Your task → Repeat every line of the material, character for character.

Dataset rows →
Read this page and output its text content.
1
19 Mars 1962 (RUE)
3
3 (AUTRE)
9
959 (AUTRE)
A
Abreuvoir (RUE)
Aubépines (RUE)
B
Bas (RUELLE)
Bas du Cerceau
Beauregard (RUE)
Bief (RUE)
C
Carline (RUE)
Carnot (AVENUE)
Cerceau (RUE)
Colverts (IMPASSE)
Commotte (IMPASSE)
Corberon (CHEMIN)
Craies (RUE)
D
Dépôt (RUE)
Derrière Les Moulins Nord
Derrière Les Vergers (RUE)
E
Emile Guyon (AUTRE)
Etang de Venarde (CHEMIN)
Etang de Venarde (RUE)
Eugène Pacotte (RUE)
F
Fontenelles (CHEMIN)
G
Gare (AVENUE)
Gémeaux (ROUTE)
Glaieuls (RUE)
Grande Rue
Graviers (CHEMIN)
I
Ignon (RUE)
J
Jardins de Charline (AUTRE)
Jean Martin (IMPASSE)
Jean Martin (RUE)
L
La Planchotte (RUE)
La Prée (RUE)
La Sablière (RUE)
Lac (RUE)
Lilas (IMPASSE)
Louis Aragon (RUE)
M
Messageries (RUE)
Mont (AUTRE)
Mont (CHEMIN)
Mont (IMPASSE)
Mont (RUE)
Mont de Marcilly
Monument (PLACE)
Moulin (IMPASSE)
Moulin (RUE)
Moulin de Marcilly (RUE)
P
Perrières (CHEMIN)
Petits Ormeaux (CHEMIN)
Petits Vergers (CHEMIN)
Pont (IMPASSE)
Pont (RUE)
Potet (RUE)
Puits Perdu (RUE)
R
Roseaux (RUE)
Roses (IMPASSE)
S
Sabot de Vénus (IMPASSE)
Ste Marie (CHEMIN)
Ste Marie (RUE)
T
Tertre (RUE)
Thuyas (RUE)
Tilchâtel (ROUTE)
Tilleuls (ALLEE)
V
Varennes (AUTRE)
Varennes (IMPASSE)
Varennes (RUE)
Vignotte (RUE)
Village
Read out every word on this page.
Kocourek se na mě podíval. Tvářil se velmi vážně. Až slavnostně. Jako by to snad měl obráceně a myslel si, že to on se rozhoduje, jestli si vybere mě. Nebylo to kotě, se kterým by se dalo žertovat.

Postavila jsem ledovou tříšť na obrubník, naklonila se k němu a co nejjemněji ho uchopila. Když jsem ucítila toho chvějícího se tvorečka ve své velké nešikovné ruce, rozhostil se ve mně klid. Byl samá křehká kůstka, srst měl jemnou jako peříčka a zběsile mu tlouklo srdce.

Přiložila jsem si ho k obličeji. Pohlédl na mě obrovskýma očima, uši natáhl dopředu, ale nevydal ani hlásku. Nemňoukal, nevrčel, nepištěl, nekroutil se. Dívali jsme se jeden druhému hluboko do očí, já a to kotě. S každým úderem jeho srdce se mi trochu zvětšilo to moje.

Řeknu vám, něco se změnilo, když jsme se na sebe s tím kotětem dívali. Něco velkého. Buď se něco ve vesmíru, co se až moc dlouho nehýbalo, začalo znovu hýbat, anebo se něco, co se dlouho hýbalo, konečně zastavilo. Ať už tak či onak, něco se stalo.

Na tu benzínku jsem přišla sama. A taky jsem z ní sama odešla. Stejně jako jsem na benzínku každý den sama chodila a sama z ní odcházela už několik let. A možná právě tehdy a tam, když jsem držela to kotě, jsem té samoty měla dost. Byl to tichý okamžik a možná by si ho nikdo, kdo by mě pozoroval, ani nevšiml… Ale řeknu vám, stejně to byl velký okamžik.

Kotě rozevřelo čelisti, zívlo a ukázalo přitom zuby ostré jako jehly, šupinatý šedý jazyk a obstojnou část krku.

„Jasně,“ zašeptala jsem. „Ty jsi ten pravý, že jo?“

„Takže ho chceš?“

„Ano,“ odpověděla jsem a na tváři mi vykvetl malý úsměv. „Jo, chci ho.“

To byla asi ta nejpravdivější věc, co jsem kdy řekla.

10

Exercise answer →
Read this page and output its text content.
1
19 Mars 1962 (RUE)
3
3 (AUTRE)
9
959 (AUTRE)
A
Abreuvoir (RUE)
Aubépines (RUE)
B
Bas (RUELLE)
Bas du Cerceau
Beauregard (RUE)
Bief (RUE)
C
Carline (RUE)
Carnot (AVENUE)
Cerceau (RUE)
Colverts (IMPASSE)
Commotte (IMPASSE)
Corberon (CHEMIN)
Craies (RUE)
D
Dépôt (RUE)
Derrière Les Moulins Nord
Derrière Les Vergers (RUE)
E
Emile Guyon (AUTRE)
Etang de Venarde (CHEMIN)
Etang de Venarde (RUE)
Eugène Pacotte (RUE)
F
Fontenelles (CHEMIN)
G
Gare (AVENUE)
Gémeaux (ROUTE)
Glaieuls (RUE)
Grande Rue
Graviers (CHEMIN)
I
Ignon (RUE)
J
Jardins de Charline (AUTRE)
Jean Martin (IMPASSE)
Jean Martin (RUE)
L
La Planchotte (RUE)
La Prée (RUE)
La Sablière (RUE)
Lac (RUE)
Lilas (IMPASSE)
Louis Aragon (RUE)
M
Messageries (RUE)
Mont (AUTRE)
Mont (CHEMIN)
Mont (IMPASSE)
Mont (RUE)
Mont de Marcilly
Monument (PLACE)
Moulin (IMPASSE)
Moulin (RUE)
Moulin de Marcilly (RUE)
P
Perrières (CHEMIN)
Petits Ormeaux (CHEMIN)
Petits Vergers (CHEMIN)
Pont (IMPASSE)
Pont (RUE)
Potet (RUE)
Puits Perdu (RUE)
R
Roseaux (RUE)
Roses (IMPASSE)
S
Sabot de Vénus (IMPASSE)
Ste Marie (CHEMIN)
Ste Marie (RUE)
T
Tertre (RUE)
Thuyas (RUE)
Tilchâtel (ROUTE)
Tilleuls (ALLEE)
V
Varennes (AUTRE)
Varennes (IMPASSE)
Varennes (RUE)
Vignotte (RUE)
Village
Read out every word on this page.
Kocourek se na mě podíval. Tvářil se velmi vážně. Až slavnostně. Jako by to snad měl obráceně a myslel si, že to on se rozhoduje, jestli si vybere mě. Nebylo to kotě, se kterým by se dalo žertovat.

Postavila jsem ledovou tříšť na obrubník, naklonila se k němu a co nejjemněji ho uchopila. Když jsem ucítila toho chvějícího se tvorečka ve své velké nešikovné ruce, rozhostil se ve mně klid. Byl samá křehká kůstka, srst měl jemnou jako peříčka a zběsile mu tlouklo srdce.

Přiložila jsem si ho k obličeji. Pohlédl na mě obrovskýma očima, uši natáhl dopředu, ale nevydal ani hlásku. Nemňoukal, nevrčel, nepištěl, nekroutil se. Dívali jsme se jeden druhému hluboko do očí, já a to kotě. S každým úderem jeho srdce se mi trochu zvětšilo to moje.

Řeknu vám, něco se změnilo, když jsme se na sebe s tím kotětem dívali. Něco velkého. Buď se něco ve vesmíru, co se až moc dlouho nehýbalo, začalo znovu hýbat, anebo se něco, co se dlouho hýbalo, konečně zastavilo. Ať už tak či onak, něco se stalo.

Na tu benzínku jsem přišla sama. A taky jsem z ní sama odešla. Stejně jako jsem na benzínku každý den sama chodila a sama z ní odcházela už několik let. A možná právě tehdy a tam, když jsem držela to kotě, jsem té samoty měla dost. Byl to tichý okamžik a možná by si ho nikdo, kdo by mě pozoroval, ani nevšiml… Ale řeknu vám, stejně to byl velký okamžik.

Kotě rozevřelo čelisti, zívlo a ukázalo přitom zuby ostré jako jehly, šupinatý šedý jazyk a obstojnou část krku.

„Jasně,“ zašeptala jsem. „Ty jsi ten pravý, že jo?“

„Takže ho chceš?“

„Ano,“ odpověděla jsem a na tváři mi vykvetl malý úsměv. „Jo, chci ho.“

To byla asi ta nejpravdivější věc, co jsem kdy řekla.

10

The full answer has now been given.